_Task details_
Can you print every record below exactly as written?

_Data section_
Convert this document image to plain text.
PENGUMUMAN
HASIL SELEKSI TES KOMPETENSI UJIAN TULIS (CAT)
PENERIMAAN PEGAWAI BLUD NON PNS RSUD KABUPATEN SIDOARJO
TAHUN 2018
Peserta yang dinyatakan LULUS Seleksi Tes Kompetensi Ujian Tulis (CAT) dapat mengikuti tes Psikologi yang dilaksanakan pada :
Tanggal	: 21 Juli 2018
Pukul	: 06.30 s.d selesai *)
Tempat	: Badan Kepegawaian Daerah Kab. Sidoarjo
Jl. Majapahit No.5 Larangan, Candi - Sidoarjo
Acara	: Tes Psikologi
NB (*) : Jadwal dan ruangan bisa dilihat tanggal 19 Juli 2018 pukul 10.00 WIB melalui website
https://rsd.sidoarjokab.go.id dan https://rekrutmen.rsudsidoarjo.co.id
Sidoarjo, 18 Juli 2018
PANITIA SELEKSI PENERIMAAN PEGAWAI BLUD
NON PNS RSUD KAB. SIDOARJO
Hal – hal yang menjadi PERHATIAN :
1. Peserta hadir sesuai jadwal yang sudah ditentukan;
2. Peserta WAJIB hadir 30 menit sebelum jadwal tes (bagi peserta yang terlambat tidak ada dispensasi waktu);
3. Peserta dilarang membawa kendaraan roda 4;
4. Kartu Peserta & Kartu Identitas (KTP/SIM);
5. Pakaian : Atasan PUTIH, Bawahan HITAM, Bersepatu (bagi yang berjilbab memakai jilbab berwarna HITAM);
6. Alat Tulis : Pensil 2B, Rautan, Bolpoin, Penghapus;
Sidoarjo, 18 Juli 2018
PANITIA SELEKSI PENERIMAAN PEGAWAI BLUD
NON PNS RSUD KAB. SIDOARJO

_Completed exercise_
Convert this document image to plain text.
PENGUMUMAN
HASIL SELEKSI TES KOMPETENSI UJIAN TULIS (CAT)
PENERIMAAN PEGAWAI BLUD NON PNS RSUD KABUPATEN SIDOARJO
TAHUN 2018
Peserta yang dinyatakan LULUS Seleksi Tes Kompetensi Ujian Tulis (CAT) dapat mengikuti tes Psikologi yang dilaksanakan pada :
Tanggal	: 21 Juli 2018
Pukul	: 06.30 s.d selesai *)
Tempat	: Badan Kepegawaian Daerah Kab. Sidoarjo
Jl. Majapahit No.5 Larangan, Candi - Sidoarjo
Acara	: Tes Psikologi
NB (*) : Jadwal dan ruangan bisa dilihat tanggal 19 Juli 2018 pukul 10.00 WIB melalui website
https://rsd.sidoarjokab.go.id dan https://rekrutmen.rsudsidoarjo.co.id
Sidoarjo, 18 Juli 2018
PANITIA SELEKSI PENERIMAAN PEGAWAI BLUD
NON PNS RSUD KAB. SIDOARJO
Hal – hal yang menjadi PERHATIAN :
1. Peserta hadir sesuai jadwal yang sudah ditentukan;
2. Peserta WAJIB hadir 30 menit sebelum jadwal tes (bagi peserta yang terlambat tidak ada dispensasi waktu);
3. Peserta dilarang membawa kendaraan roda 4;
4. Kartu Peserta & Kartu Identitas (KTP/SIM);
5. Pakaian : Atasan PUTIH, Bawahan HITAM, Bersepatu (bagi yang berjilbab memakai jilbab berwarna HITAM);
6. Alat Tulis : Pensil 2B, Rautan, Bolpoin, Penghapus;
Sidoarjo, 18 Juli 2018
PANITIA SELEKSI PENERIMAAN PEGAWAI BLUD
NON PNS RSUD KAB. SIDOARJO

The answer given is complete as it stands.